* What you should do
Leaving the pictures aside, transcribe every line below exactly.
=== Records supplied ===
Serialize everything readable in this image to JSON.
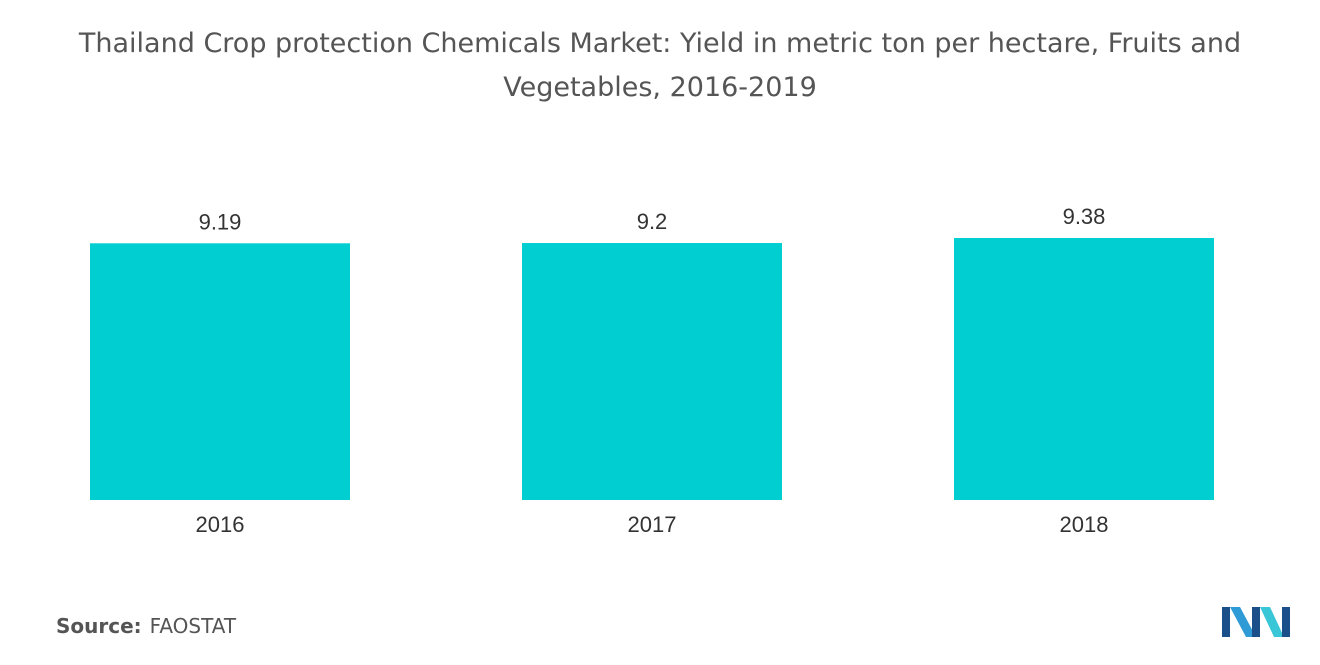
{
  "chart_data": {
    "type": "bar",
    "title": "Thailand Crop protection Chemicals Market: Yield in metric ton per hectare, Fruits and Vegetables, 2016-2019",
    "categories": [
      "2016",
      "2017",
      "2018"
    ],
    "values": [
      9.19,
      9.2,
      9.38
    ],
    "value_labels": [
      "9.19",
      "9.2",
      "9.38"
    ],
    "xlabel": "",
    "ylabel": "",
    "ylim": [
      0,
      9.38
    ],
    "grid": false,
    "legend": "none",
    "bar_color": "#00CED1"
  },
  "source": {
    "label": "Source:",
    "value": "FAOSTAT"
  },
  "logo": {
    "icon": "mordor-intelligence-logo-icon",
    "colors": [
      "#1B4F8A",
      "#2E9BD6",
      "#39C6D6"
    ]
  }
}
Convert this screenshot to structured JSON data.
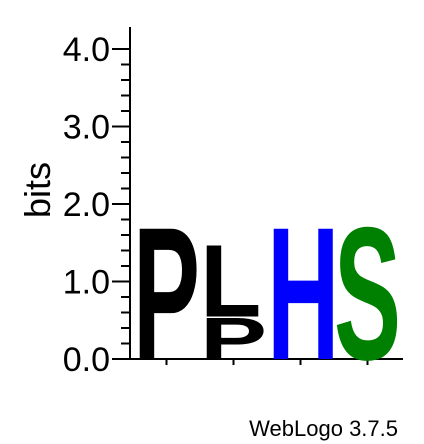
{
  "chart_data": {
    "type": "sequence_logo",
    "ylabel": "bits",
    "ylim": [
      0,
      4.0
    ],
    "yticks": [
      "0.0",
      "1.0",
      "2.0",
      "3.0",
      "4.0"
    ],
    "positions": [
      {
        "stack": [
          {
            "letter": "P",
            "bits": 1.75,
            "color": "#000000"
          }
        ]
      },
      {
        "stack": [
          {
            "letter": "P",
            "bits": 0.55,
            "color": "#000000"
          },
          {
            "letter": "L",
            "bits": 0.95,
            "color": "#000000"
          }
        ]
      },
      {
        "stack": [
          {
            "letter": "H",
            "bits": 1.75,
            "color": "#0000ff"
          }
        ]
      },
      {
        "stack": [
          {
            "letter": "S",
            "bits": 1.75,
            "color": "#008000"
          }
        ]
      }
    ],
    "footer": "WebLogo 3.7.5"
  }
}
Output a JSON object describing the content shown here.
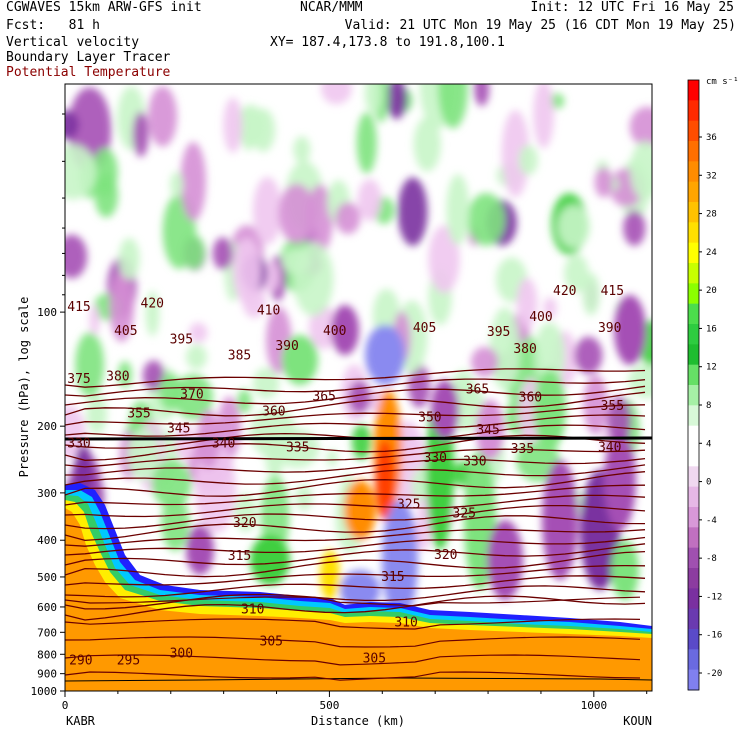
{
  "header": {
    "line1_left": "CGWAVES 15km ARW-GFS init",
    "line1_center": "NCAR/MMM",
    "line1_right": "Init: 12 UTC Fri 16 May 25",
    "line2_left": "Fcst:   81 h",
    "line2_right": "Valid: 21 UTC Mon 19 May 25 (16 CDT Mon 19 May 25)",
    "line3_left": "Vertical velocity",
    "line3_right": "XY= 187.4,173.8 to 191.8,100.1",
    "line4_left": "Boundary Layer Tracer",
    "line5_left": "Potential Temperature",
    "line5_color": "#8b0000"
  },
  "chart_data": {
    "type": "heatmap",
    "xlabel": "Distance (km)",
    "ylabel": "Pressure (hPa), log scale",
    "x_ticks": [
      0,
      500,
      1000
    ],
    "x_tick_labels": [
      "0",
      "500",
      "1000"
    ],
    "xlim": [
      0,
      1110
    ],
    "y_ticks": [
      100,
      200,
      300,
      400,
      500,
      600,
      700,
      800,
      900,
      1000
    ],
    "y_tick_labels": [
      "100",
      "200",
      "300",
      "400",
      "500",
      "600",
      "700",
      "800",
      "900",
      "1000"
    ],
    "ylim": [
      1000,
      25
    ],
    "y_scale": "log",
    "left_endpoint": "KABR",
    "right_endpoint": "KOUN",
    "colorbar": {
      "unit": "cm s⁻¹",
      "labels": [
        "36",
        "32",
        "28",
        "24",
        "20",
        "16",
        "12",
        "8",
        "4",
        "0",
        "-4",
        "-8",
        "-12",
        "-16",
        "-20"
      ],
      "colors": [
        "#ff0000",
        "#ff2a00",
        "#ff4d00",
        "#ff6f00",
        "#ff8c00",
        "#ffa500",
        "#ffc200",
        "#ffe000",
        "#ffff00",
        "#c8ff00",
        "#8cff00",
        "#4cdd4c",
        "#2ecc40",
        "#1fbd30",
        "#66e066",
        "#a6f0a6",
        "#d8f8d8",
        "#ffffff",
        "#ffffff",
        "#f0d8f0",
        "#e6b8e6",
        "#d898d8",
        "#c070c0",
        "#a050b0",
        "#8c3ca0",
        "#7a30a0",
        "#6a3ab0",
        "#5a4ac8",
        "#6a6ae0",
        "#8080f0"
      ]
    },
    "theta_labels": [
      {
        "text": "415",
        "x": 0,
        "p": 97
      },
      {
        "text": "420",
        "x": 165,
        "p": 95
      },
      {
        "text": "405",
        "x": 115,
        "p": 112
      },
      {
        "text": "395",
        "x": 220,
        "p": 118
      },
      {
        "text": "410",
        "x": 385,
        "p": 99
      },
      {
        "text": "400",
        "x": 510,
        "p": 112
      },
      {
        "text": "405",
        "x": 680,
        "p": 110
      },
      {
        "text": "395",
        "x": 820,
        "p": 113
      },
      {
        "text": "400",
        "x": 900,
        "p": 103
      },
      {
        "text": "420",
        "x": 945,
        "p": 88
      },
      {
        "text": "415",
        "x": 1035,
        "p": 88
      },
      {
        "text": "390",
        "x": 1030,
        "p": 110
      },
      {
        "text": "390",
        "x": 420,
        "p": 123
      },
      {
        "text": "385",
        "x": 330,
        "p": 130
      },
      {
        "text": "380",
        "x": 870,
        "p": 125
      },
      {
        "text": "375",
        "x": 0,
        "p": 150
      },
      {
        "text": "380",
        "x": 100,
        "p": 148
      },
      {
        "text": "370",
        "x": 240,
        "p": 165
      },
      {
        "text": "365",
        "x": 490,
        "p": 167
      },
      {
        "text": "365",
        "x": 780,
        "p": 160
      },
      {
        "text": "360",
        "x": 395,
        "p": 183
      },
      {
        "text": "360",
        "x": 880,
        "p": 168
      },
      {
        "text": "355",
        "x": 140,
        "p": 185
      },
      {
        "text": "355",
        "x": 1035,
        "p": 177
      },
      {
        "text": "350",
        "x": 690,
        "p": 190
      },
      {
        "text": "345",
        "x": 215,
        "p": 203
      },
      {
        "text": "345",
        "x": 800,
        "p": 205
      },
      {
        "text": "340",
        "x": 300,
        "p": 222
      },
      {
        "text": "340",
        "x": 1030,
        "p": 228
      },
      {
        "text": "335",
        "x": 440,
        "p": 228
      },
      {
        "text": "335",
        "x": 865,
        "p": 230
      },
      {
        "text": "330",
        "x": 25,
        "p": 222
      },
      {
        "text": "330",
        "x": 700,
        "p": 243
      },
      {
        "text": "330",
        "x": 775,
        "p": 248
      },
      {
        "text": "325",
        "x": 650,
        "p": 322
      },
      {
        "text": "325",
        "x": 755,
        "p": 340
      },
      {
        "text": "320",
        "x": 340,
        "p": 360
      },
      {
        "text": "320",
        "x": 720,
        "p": 437
      },
      {
        "text": "315",
        "x": 330,
        "p": 440
      },
      {
        "text": "315",
        "x": 620,
        "p": 500
      },
      {
        "text": "310",
        "x": 355,
        "p": 610
      },
      {
        "text": "310",
        "x": 645,
        "p": 660
      },
      {
        "text": "305",
        "x": 390,
        "p": 740
      },
      {
        "text": "305",
        "x": 585,
        "p": 820
      },
      {
        "text": "300",
        "x": 220,
        "p": 795
      },
      {
        "text": "295",
        "x": 120,
        "p": 830
      },
      {
        "text": "290",
        "x": 30,
        "p": 830
      }
    ]
  }
}
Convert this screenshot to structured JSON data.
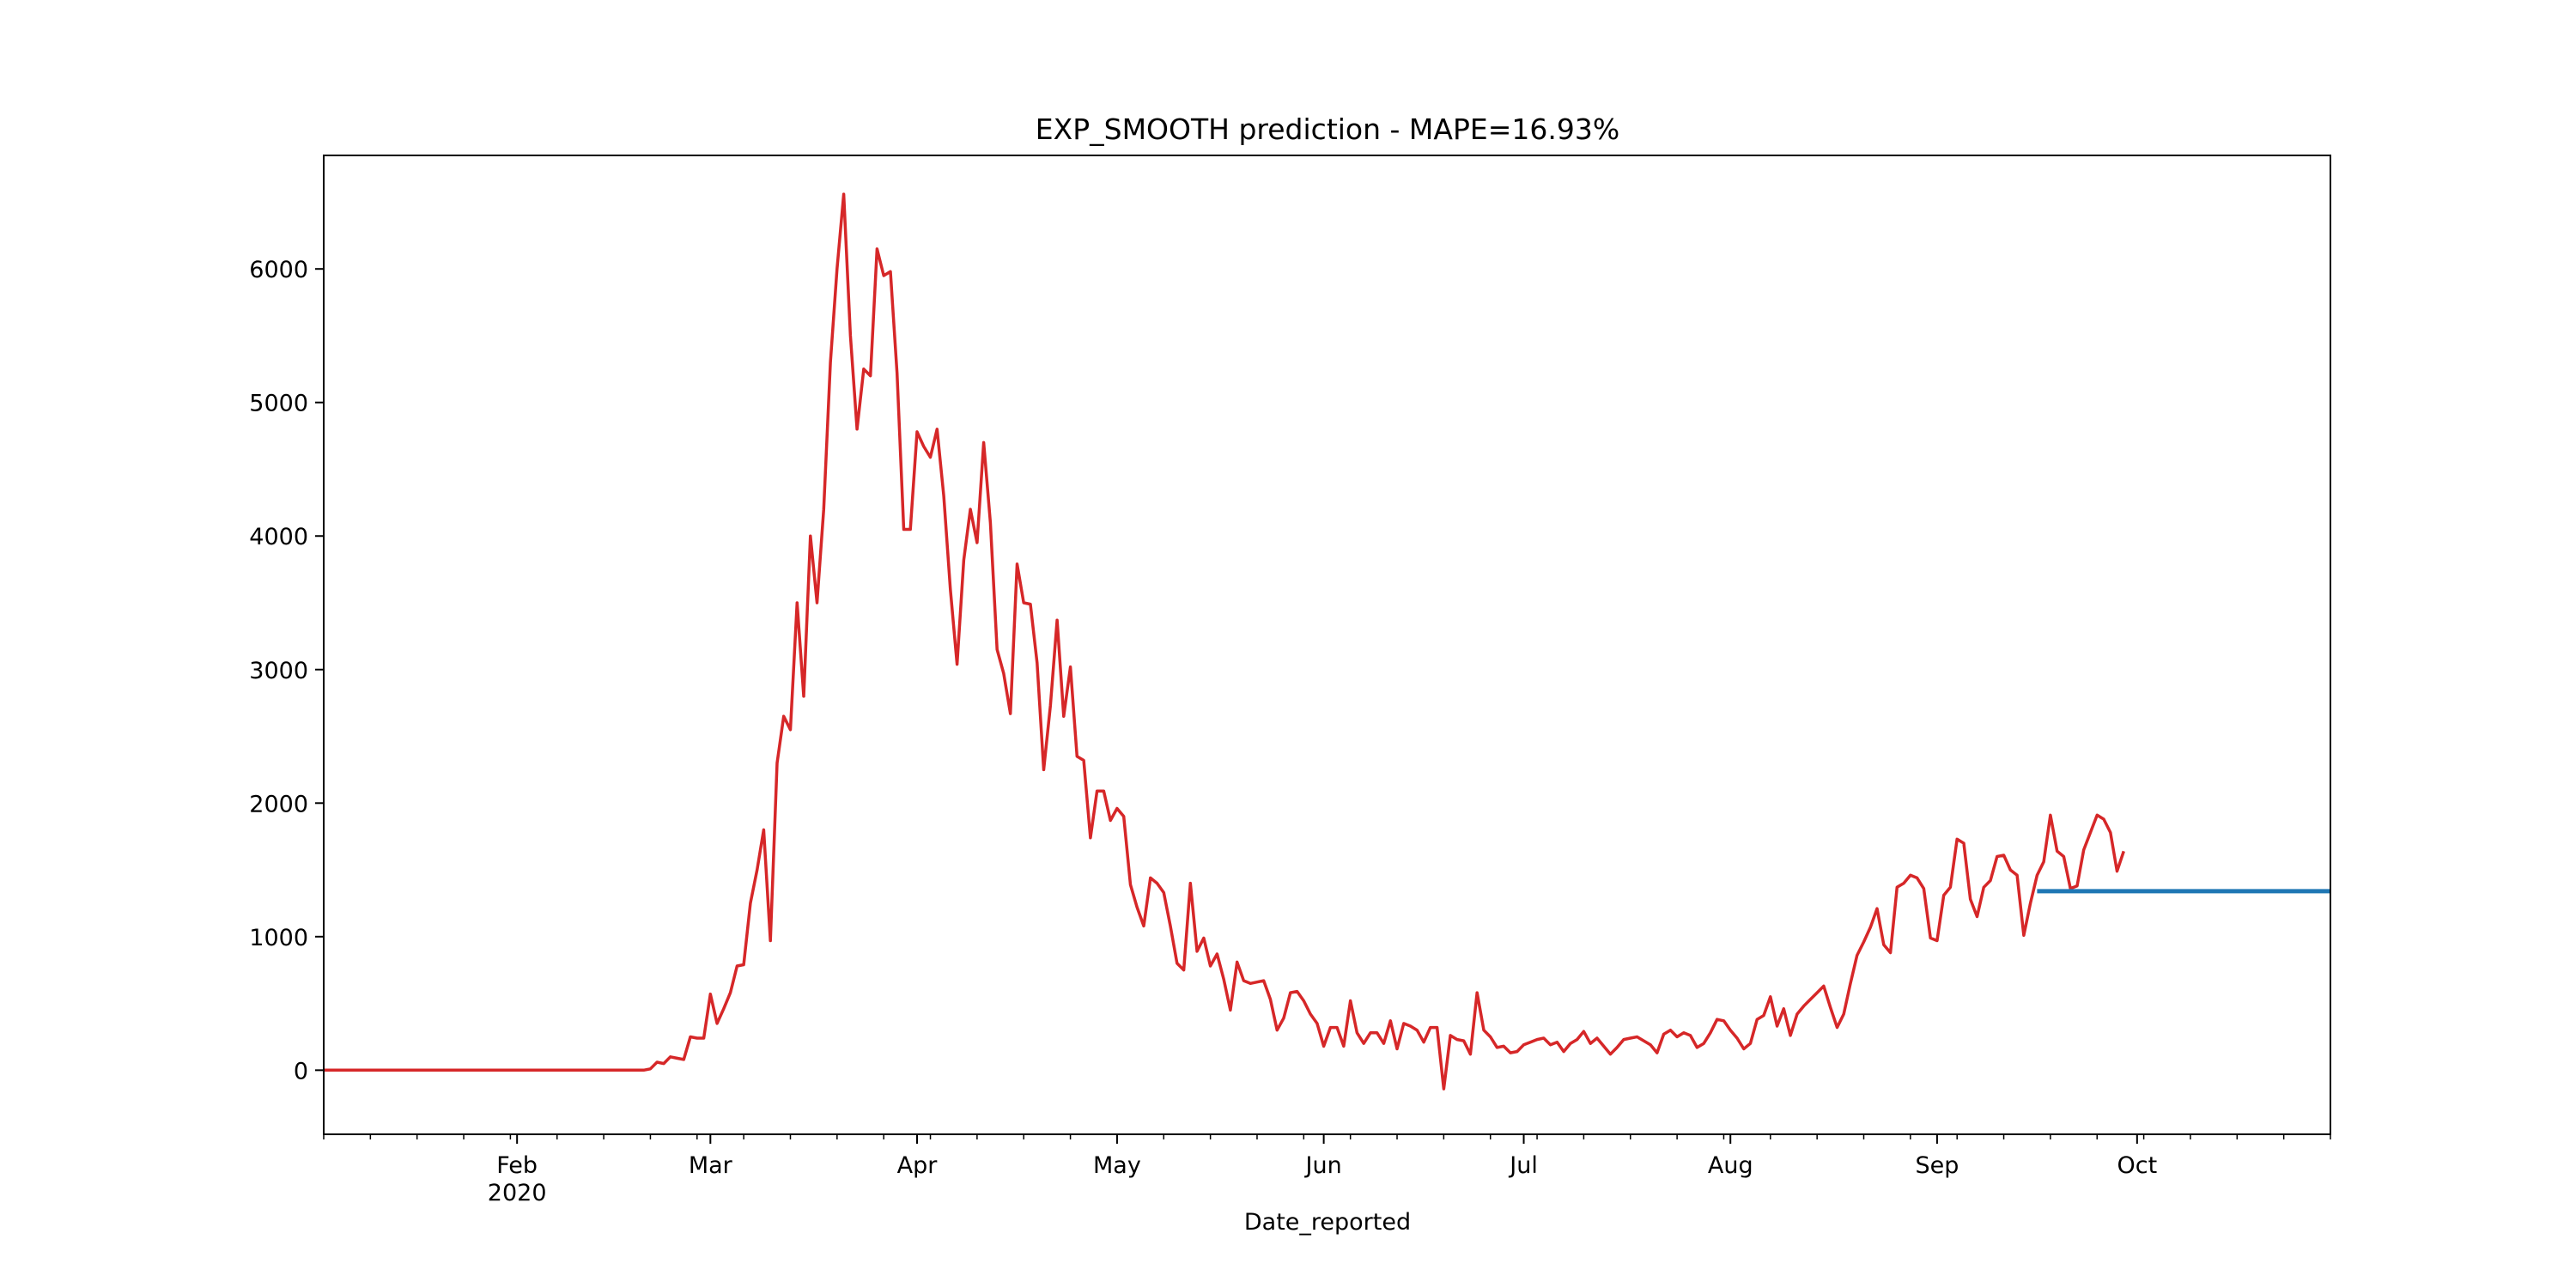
===
* Answer to the task
Serialize everything readable in this image to JSON.
{
  "chart_data": {
    "type": "bar",
    "title": "Thailand Crop protection Chemicals Market: Yield in metric ton per hectare, Fruits and Vegetables, 2016-2019",
    "categories": [
      "2016",
      "2017",
      "2018"
    ],
    "values": [
      9.19,
      9.2,
      9.38
    ],
    "value_labels": [
      "9.19",
      "9.2",
      "9.38"
    ],
    "xlabel": "",
    "ylabel": "",
    "ylim": [
      0,
      9.38
    ],
    "grid": false,
    "legend": "none",
    "bar_color": "#00CED1"
  },
  "source": {
    "label": "Source:",
    "value": "FAOSTAT"
  },
  "logo": {
    "icon": "mordor-intelligence-logo-icon",
    "colors": [
      "#1B4F8A",
      "#2E9BD6",
      "#39C6D6"
    ]
  }
}
Convert this screenshot to structured JSON data.
{
  "chart_data": {
    "type": "sequence_logo",
    "ylabel": "bits",
    "ylim": [
      0,
      4.0
    ],
    "yticks": [
      "0.0",
      "1.0",
      "2.0",
      "3.0",
      "4.0"
    ],
    "positions": [
      {
        "stack": [
          {
            "letter": "P",
            "bits": 1.75,
            "color": "#000000"
          }
        ]
      },
      {
        "stack": [
          {
            "letter": "P",
            "bits": 0.55,
            "color": "#000000"
          },
          {
            "letter": "L",
            "bits": 0.95,
            "color": "#000000"
          }
        ]
      },
      {
        "stack": [
          {
            "letter": "H",
            "bits": 1.75,
            "color": "#0000ff"
          }
        ]
      },
      {
        "stack": [
          {
            "letter": "S",
            "bits": 1.75,
            "color": "#008000"
          }
        ]
      }
    ],
    "footer": "WebLogo 3.7.5"
  }
}
Output a JSON object describing the content shown here.
{
  "header": {
    "line1_left": "CGWAVES 15km ARW-GFS init",
    "line1_center": "NCAR/MMM",
    "line1_right": "Init: 12 UTC Fri 16 May 25",
    "line2_left": "Fcst:   81 h",
    "line2_right": "Valid: 21 UTC Mon 19 May 25 (16 CDT Mon 19 May 25)",
    "line3_left": "Vertical velocity",
    "line3_right": "XY= 187.4,173.8 to 191.8,100.1",
    "line4_left": "Boundary Layer Tracer",
    "line5_left": "Potential Temperature",
    "line5_color": "#8b0000"
  },
  "chart_data": {
    "type": "heatmap",
    "xlabel": "Distance (km)",
    "ylabel": "Pressure (hPa), log scale",
    "x_ticks": [
      0,
      500,
      1000
    ],
    "x_tick_labels": [
      "0",
      "500",
      "1000"
    ],
    "xlim": [
      0,
      1110
    ],
    "y_ticks": [
      100,
      200,
      300,
      400,
      500,
      600,
      700,
      800,
      900,
      1000
    ],
    "y_tick_labels": [
      "100",
      "200",
      "300",
      "400",
      "500",
      "600",
      "700",
      "800",
      "900",
      "1000"
    ],
    "ylim": [
      1000,
      25
    ],
    "y_scale": "log",
    "left_endpoint": "KABR",
    "right_endpoint": "KOUN",
    "colorbar": {
      "unit": "cm s⁻¹",
      "labels": [
        "36",
        "32",
        "28",
        "24",
        "20",
        "16",
        "12",
        "8",
        "4",
        "0",
        "-4",
        "-8",
        "-12",
        "-16",
        "-20"
      ],
      "colors": [
        "#ff0000",
        "#ff2a00",
        "#ff4d00",
        "#ff6f00",
        "#ff8c00",
        "#ffa500",
        "#ffc200",
        "#ffe000",
        "#ffff00",
        "#c8ff00",
        "#8cff00",
        "#4cdd4c",
        "#2ecc40",
        "#1fbd30",
        "#66e066",
        "#a6f0a6",
        "#d8f8d8",
        "#ffffff",
        "#ffffff",
        "#f0d8f0",
        "#e6b8e6",
        "#d898d8",
        "#c070c0",
        "#a050b0",
        "#8c3ca0",
        "#7a30a0",
        "#6a3ab0",
        "#5a4ac8",
        "#6a6ae0",
        "#8080f0"
      ]
    },
    "theta_labels": [
      {
        "text": "415",
        "x": 0,
        "p": 97
      },
      {
        "text": "420",
        "x": 165,
        "p": 95
      },
      {
        "text": "405",
        "x": 115,
        "p": 112
      },
      {
        "text": "395",
        "x": 220,
        "p": 118
      },
      {
        "text": "410",
        "x": 385,
        "p": 99
      },
      {
        "text": "400",
        "x": 510,
        "p": 112
      },
      {
        "text": "405",
        "x": 680,
        "p": 110
      },
      {
        "text": "395",
        "x": 820,
        "p": 113
      },
      {
        "text": "400",
        "x": 900,
        "p": 103
      },
      {
        "text": "420",
        "x": 945,
        "p": 88
      },
      {
        "text": "415",
        "x": 1035,
        "p": 88
      },
      {
        "text": "390",
        "x": 1030,
        "p": 110
      },
      {
        "text": "390",
        "x": 420,
        "p": 123
      },
      {
        "text": "385",
        "x": 330,
        "p": 130
      },
      {
        "text": "380",
        "x": 870,
        "p": 125
      },
      {
        "text": "375",
        "x": 0,
        "p": 150
      },
      {
        "text": "380",
        "x": 100,
        "p": 148
      },
      {
        "text": "370",
        "x": 240,
        "p": 165
      },
      {
        "text": "365",
        "x": 490,
        "p": 167
      },
      {
        "text": "365",
        "x": 780,
        "p": 160
      },
      {
        "text": "360",
        "x": 395,
        "p": 183
      },
      {
        "text": "360",
        "x": 880,
        "p": 168
      },
      {
        "text": "355",
        "x": 140,
        "p": 185
      },
      {
        "text": "355",
        "x": 1035,
        "p": 177
      },
      {
        "text": "350",
        "x": 690,
        "p": 190
      },
      {
        "text": "345",
        "x": 215,
        "p": 203
      },
      {
        "text": "345",
        "x": 800,
        "p": 205
      },
      {
        "text": "340",
        "x": 300,
        "p": 222
      },
      {
        "text": "340",
        "x": 1030,
        "p": 228
      },
      {
        "text": "335",
        "x": 440,
        "p": 228
      },
      {
        "text": "335",
        "x": 865,
        "p": 230
      },
      {
        "text": "330",
        "x": 25,
        "p": 222
      },
      {
        "text": "330",
        "x": 700,
        "p": 243
      },
      {
        "text": "330",
        "x": 775,
        "p": 248
      },
      {
        "text": "325",
        "x": 650,
        "p": 322
      },
      {
        "text": "325",
        "x": 755,
        "p": 340
      },
      {
        "text": "320",
        "x": 340,
        "p": 360
      },
      {
        "text": "320",
        "x": 720,
        "p": 437
      },
      {
        "text": "315",
        "x": 330,
        "p": 440
      },
      {
        "text": "315",
        "x": 620,
        "p": 500
      },
      {
        "text": "310",
        "x": 355,
        "p": 610
      },
      {
        "text": "310",
        "x": 645,
        "p": 660
      },
      {
        "text": "305",
        "x": 390,
        "p": 740
      },
      {
        "text": "305",
        "x": 585,
        "p": 820
      },
      {
        "text": "300",
        "x": 220,
        "p": 795
      },
      {
        "text": "295",
        "x": 120,
        "p": 830
      },
      {
        "text": "290",
        "x": 30,
        "p": 830
      }
    ]
  }
}
Convert this screenshot to structured JSON data.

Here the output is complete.